→ EXERCISE INPUT
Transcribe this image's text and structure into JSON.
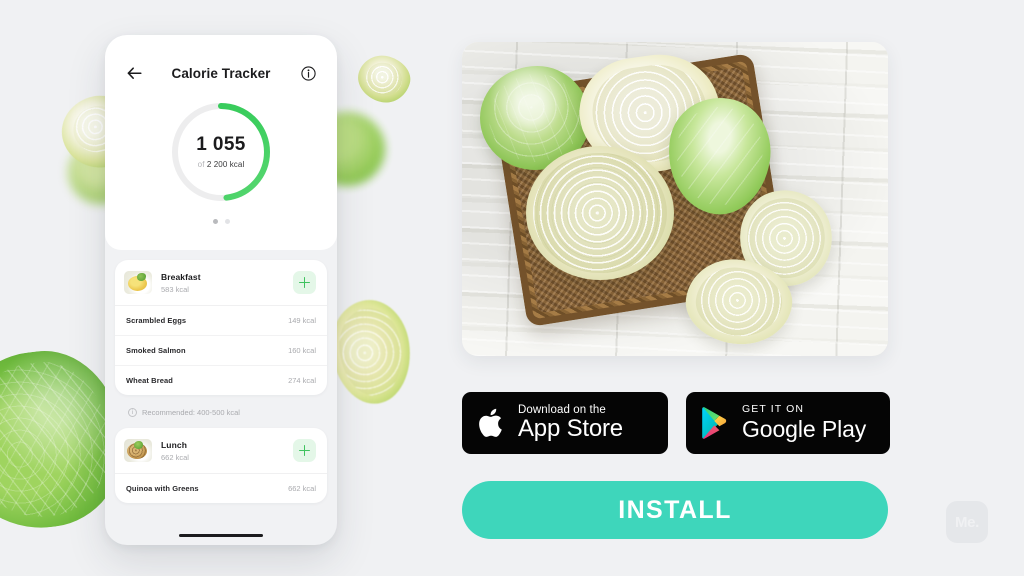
{
  "theme": {
    "background": "#f0f1f3",
    "accent_green": "#3fc35f",
    "install_teal": "#3ed6bb",
    "badge_black": "#050505",
    "ring_track": "#ededee"
  },
  "phone": {
    "nav": {
      "back_icon": "arrow-left-icon",
      "title": "Calorie Tracker",
      "info_icon": "info-circle-icon"
    },
    "ring": {
      "value": "1 055",
      "of_label": "of",
      "goal": "2 200 kcal",
      "consumed_kcal": 1055,
      "goal_kcal": 2200,
      "percent": 48
    },
    "pager": {
      "total": 2,
      "active_index": 0
    },
    "meals": [
      {
        "name": "Breakfast",
        "kcal": "583 kcal",
        "thumb": "scrambled-eggs-thumb",
        "add_icon": "plus-icon",
        "items": [
          {
            "name": "Scrambled Eggs",
            "kcal": "149 kcal"
          },
          {
            "name": "Smoked Salmon",
            "kcal": "160 kcal"
          },
          {
            "name": "Wheat Bread",
            "kcal": "274 kcal"
          }
        ]
      },
      {
        "name": "Lunch",
        "kcal": "662 kcal",
        "thumb": "quinoa-bowl-thumb",
        "add_icon": "plus-icon",
        "items": [
          {
            "name": "Quinoa with Greens",
            "kcal": "662 kcal"
          }
        ]
      }
    ],
    "recommended": {
      "icon": "info-circle-icon",
      "text": "Recommended: 400-500 kcal"
    },
    "home_indicator": "home-indicator-bar"
  },
  "hero": {
    "alt": "fresh cabbages in a wicker basket on whitewashed wood"
  },
  "badges": [
    {
      "id": "app-store",
      "icon": "apple-logo-icon",
      "small_text": "Download on the",
      "big_text": "App Store"
    },
    {
      "id": "google-play",
      "icon": "google-play-triangle-icon",
      "small_text": "GET IT ON",
      "big_text": "Google Play"
    }
  ],
  "install": {
    "label": "INSTALL"
  },
  "watermark": {
    "label": "Me."
  }
}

→ WHAT THIS TASK INVOLVES
Every line above should be repeated exactly; pictures stay out of the copy.

→ FINAL ANSWER
Transcribe this image's text and structure into JSON.
{
  "theme": {
    "background": "#f0f1f3",
    "accent_green": "#3fc35f",
    "install_teal": "#3ed6bb",
    "badge_black": "#050505",
    "ring_track": "#ededee"
  },
  "phone": {
    "nav": {
      "back_icon": "arrow-left-icon",
      "title": "Calorie Tracker",
      "info_icon": "info-circle-icon"
    },
    "ring": {
      "value": "1 055",
      "of_label": "of",
      "goal": "2 200 kcal",
      "consumed_kcal": 1055,
      "goal_kcal": 2200,
      "percent": 48
    },
    "pager": {
      "total": 2,
      "active_index": 0
    },
    "meals": [
      {
        "name": "Breakfast",
        "kcal": "583 kcal",
        "thumb": "scrambled-eggs-thumb",
        "add_icon": "plus-icon",
        "items": [
          {
            "name": "Scrambled Eggs",
            "kcal": "149 kcal"
          },
          {
            "name": "Smoked Salmon",
            "kcal": "160 kcal"
          },
          {
            "name": "Wheat Bread",
            "kcal": "274 kcal"
          }
        ]
      },
      {
        "name": "Lunch",
        "kcal": "662 kcal",
        "thumb": "quinoa-bowl-thumb",
        "add_icon": "plus-icon",
        "items": [
          {
            "name": "Quinoa with Greens",
            "kcal": "662 kcal"
          }
        ]
      }
    ],
    "recommended": {
      "icon": "info-circle-icon",
      "text": "Recommended: 400-500 kcal"
    },
    "home_indicator": "home-indicator-bar"
  },
  "hero": {
    "alt": "fresh cabbages in a wicker basket on whitewashed wood"
  },
  "badges": [
    {
      "id": "app-store",
      "icon": "apple-logo-icon",
      "small_text": "Download on the",
      "big_text": "App Store"
    },
    {
      "id": "google-play",
      "icon": "google-play-triangle-icon",
      "small_text": "GET IT ON",
      "big_text": "Google Play"
    }
  ],
  "install": {
    "label": "INSTALL"
  },
  "watermark": {
    "label": "Me."
  }
}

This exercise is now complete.